Task prompt: The entries below should be quoted exactly, with no pictures carried over.

Excerpted records:
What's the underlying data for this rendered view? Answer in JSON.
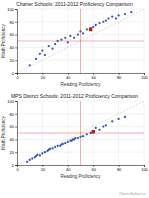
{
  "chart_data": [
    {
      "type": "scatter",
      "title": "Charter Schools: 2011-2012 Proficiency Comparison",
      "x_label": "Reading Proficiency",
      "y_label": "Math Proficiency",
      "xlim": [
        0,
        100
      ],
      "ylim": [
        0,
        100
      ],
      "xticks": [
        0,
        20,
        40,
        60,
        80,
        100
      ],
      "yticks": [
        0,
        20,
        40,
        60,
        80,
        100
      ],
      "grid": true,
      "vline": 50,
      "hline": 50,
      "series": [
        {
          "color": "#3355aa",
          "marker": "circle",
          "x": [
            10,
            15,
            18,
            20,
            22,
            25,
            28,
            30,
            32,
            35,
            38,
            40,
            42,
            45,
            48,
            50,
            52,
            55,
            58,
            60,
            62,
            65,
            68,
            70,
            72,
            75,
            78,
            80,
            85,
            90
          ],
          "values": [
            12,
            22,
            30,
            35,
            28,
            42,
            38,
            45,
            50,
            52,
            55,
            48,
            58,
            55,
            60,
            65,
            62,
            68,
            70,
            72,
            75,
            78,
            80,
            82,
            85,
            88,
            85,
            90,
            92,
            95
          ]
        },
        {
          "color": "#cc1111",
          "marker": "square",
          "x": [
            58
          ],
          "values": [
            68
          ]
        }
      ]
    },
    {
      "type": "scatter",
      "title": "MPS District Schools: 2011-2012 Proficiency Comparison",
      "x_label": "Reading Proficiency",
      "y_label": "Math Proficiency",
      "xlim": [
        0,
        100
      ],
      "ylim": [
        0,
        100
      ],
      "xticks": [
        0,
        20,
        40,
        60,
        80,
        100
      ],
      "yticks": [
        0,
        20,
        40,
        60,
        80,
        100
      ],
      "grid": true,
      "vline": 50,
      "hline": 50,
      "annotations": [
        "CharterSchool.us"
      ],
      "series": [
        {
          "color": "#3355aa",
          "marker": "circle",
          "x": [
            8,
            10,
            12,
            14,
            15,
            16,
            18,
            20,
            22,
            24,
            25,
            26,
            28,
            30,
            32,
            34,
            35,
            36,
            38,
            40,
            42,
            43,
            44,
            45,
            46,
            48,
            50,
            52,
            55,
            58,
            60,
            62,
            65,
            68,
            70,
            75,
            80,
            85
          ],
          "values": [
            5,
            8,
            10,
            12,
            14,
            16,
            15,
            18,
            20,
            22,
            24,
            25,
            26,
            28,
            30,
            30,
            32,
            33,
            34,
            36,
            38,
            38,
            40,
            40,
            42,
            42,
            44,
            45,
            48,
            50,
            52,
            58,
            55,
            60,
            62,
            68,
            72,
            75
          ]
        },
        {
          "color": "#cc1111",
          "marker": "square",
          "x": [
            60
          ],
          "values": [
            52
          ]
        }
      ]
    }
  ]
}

Finished task:
What's the underlying data for this rendered view? Answer in JSON.
{
  "chart_data": [
    {
      "type": "scatter",
      "title": "Charter Schools: 2011-2012 Proficiency Comparison",
      "x_label": "Reading Proficiency",
      "y_label": "Math Proficiency",
      "xlim": [
        0,
        100
      ],
      "ylim": [
        0,
        100
      ],
      "xticks": [
        0,
        20,
        40,
        60,
        80,
        100
      ],
      "yticks": [
        0,
        20,
        40,
        60,
        80,
        100
      ],
      "grid": true,
      "vline": 50,
      "hline": 50,
      "series": [
        {
          "color": "#3355aa",
          "marker": "circle",
          "x": [
            10,
            15,
            18,
            20,
            22,
            25,
            28,
            30,
            32,
            35,
            38,
            40,
            42,
            45,
            48,
            50,
            52,
            55,
            58,
            60,
            62,
            65,
            68,
            70,
            72,
            75,
            78,
            80,
            85,
            90
          ],
          "values": [
            12,
            22,
            30,
            35,
            28,
            42,
            38,
            45,
            50,
            52,
            55,
            48,
            58,
            55,
            60,
            65,
            62,
            68,
            70,
            72,
            75,
            78,
            80,
            82,
            85,
            88,
            85,
            90,
            92,
            95
          ]
        },
        {
          "color": "#cc1111",
          "marker": "square",
          "x": [
            58
          ],
          "values": [
            68
          ]
        }
      ]
    },
    {
      "type": "scatter",
      "title": "MPS District Schools: 2011-2012 Proficiency Comparison",
      "x_label": "Reading Proficiency",
      "y_label": "Math Proficiency",
      "xlim": [
        0,
        100
      ],
      "ylim": [
        0,
        100
      ],
      "xticks": [
        0,
        20,
        40,
        60,
        80,
        100
      ],
      "yticks": [
        0,
        20,
        40,
        60,
        80,
        100
      ],
      "grid": true,
      "vline": 50,
      "hline": 50,
      "annotations": [
        "CharterSchool.us"
      ],
      "series": [
        {
          "color": "#3355aa",
          "marker": "circle",
          "x": [
            8,
            10,
            12,
            14,
            15,
            16,
            18,
            20,
            22,
            24,
            25,
            26,
            28,
            30,
            32,
            34,
            35,
            36,
            38,
            40,
            42,
            43,
            44,
            45,
            46,
            48,
            50,
            52,
            55,
            58,
            60,
            62,
            65,
            68,
            70,
            75,
            80,
            85
          ],
          "values": [
            5,
            8,
            10,
            12,
            14,
            16,
            15,
            18,
            20,
            22,
            24,
            25,
            26,
            28,
            30,
            30,
            32,
            33,
            34,
            36,
            38,
            38,
            40,
            40,
            42,
            42,
            44,
            45,
            48,
            50,
            52,
            58,
            55,
            60,
            62,
            68,
            72,
            75
          ]
        },
        {
          "color": "#cc1111",
          "marker": "square",
          "x": [
            60
          ],
          "values": [
            52
          ]
        }
      ]
    }
  ]
}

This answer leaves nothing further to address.